Return every record below exactly as written, but leave out the pictures.

○ ○ ○

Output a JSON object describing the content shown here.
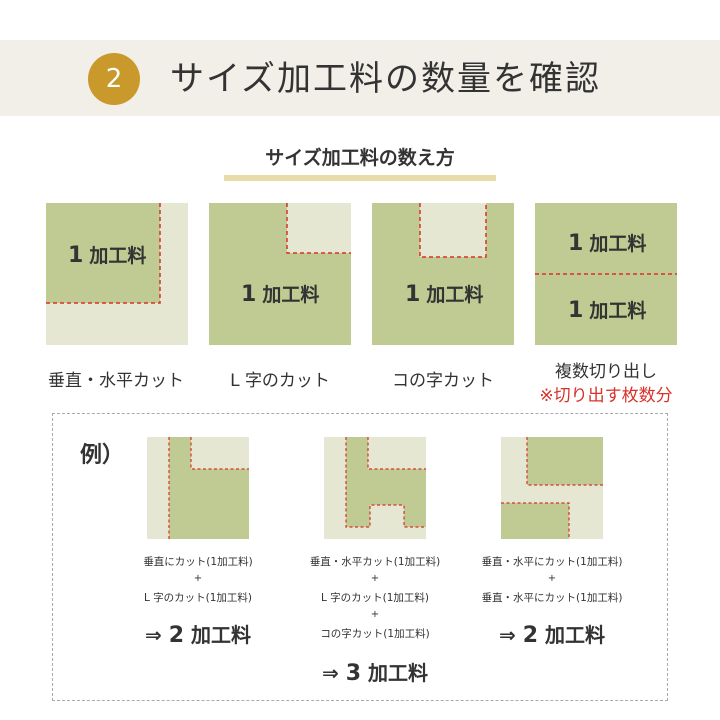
{
  "header": {
    "step_number": "2",
    "title": "サイズ加工料の数量を確認"
  },
  "section": {
    "subtitle": "サイズ加工料の数え方"
  },
  "patterns": [
    {
      "count": "1",
      "unit": "加工料",
      "caption": "垂直・水平カット"
    },
    {
      "count": "1",
      "unit": "加工料",
      "caption": "L 字のカット"
    },
    {
      "count": "1",
      "unit": "加工料",
      "caption": "コの字カット"
    },
    {
      "count_top": "1",
      "count_bottom": "1",
      "unit": "加工料",
      "caption": "複数切り出し",
      "note": "※切り出す枚数分"
    }
  ],
  "examples": {
    "label": "例）",
    "items": [
      {
        "lines": [
          "垂直にカット(1加工料)",
          "L 字のカット(1加工料)"
        ],
        "plus": "+",
        "arrow": "⇒",
        "count": "2",
        "unit": "加工料"
      },
      {
        "lines": [
          "垂直・水平カット(1加工料)",
          "L 字のカット(1加工料)",
          "コの字カット(1加工料)"
        ],
        "plus": "+",
        "arrow": "⇒",
        "count": "3",
        "unit": "加工料"
      },
      {
        "lines": [
          "垂直・水平にカット(1加工料)",
          "垂直・水平にカット(1加工料)"
        ],
        "plus": "+",
        "arrow": "⇒",
        "count": "2",
        "unit": "加工料"
      }
    ]
  },
  "colors": {
    "accent_gold": "#c9992b",
    "header_band": "#f1efe8",
    "mat_green": "#bfcb93",
    "mat_light": "#e5e7d3",
    "cut_line_red": "#d8322a"
  }
}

○ ○ ○

• _Solution to the problem_:
Output a JSON object describing the content shown here.
{
  "header": {
    "step_number": "2",
    "title": "サイズ加工料の数量を確認"
  },
  "section": {
    "subtitle": "サイズ加工料の数え方"
  },
  "patterns": [
    {
      "count": "1",
      "unit": "加工料",
      "caption": "垂直・水平カット"
    },
    {
      "count": "1",
      "unit": "加工料",
      "caption": "L 字のカット"
    },
    {
      "count": "1",
      "unit": "加工料",
      "caption": "コの字カット"
    },
    {
      "count_top": "1",
      "count_bottom": "1",
      "unit": "加工料",
      "caption": "複数切り出し",
      "note": "※切り出す枚数分"
    }
  ],
  "examples": {
    "label": "例）",
    "items": [
      {
        "lines": [
          "垂直にカット(1加工料)",
          "L 字のカット(1加工料)"
        ],
        "plus": "+",
        "arrow": "⇒",
        "count": "2",
        "unit": "加工料"
      },
      {
        "lines": [
          "垂直・水平カット(1加工料)",
          "L 字のカット(1加工料)",
          "コの字カット(1加工料)"
        ],
        "plus": "+",
        "arrow": "⇒",
        "count": "3",
        "unit": "加工料"
      },
      {
        "lines": [
          "垂直・水平にカット(1加工料)",
          "垂直・水平にカット(1加工料)"
        ],
        "plus": "+",
        "arrow": "⇒",
        "count": "2",
        "unit": "加工料"
      }
    ]
  },
  "colors": {
    "accent_gold": "#c9992b",
    "header_band": "#f1efe8",
    "mat_green": "#bfcb93",
    "mat_light": "#e5e7d3",
    "cut_line_red": "#d8322a"
  }
}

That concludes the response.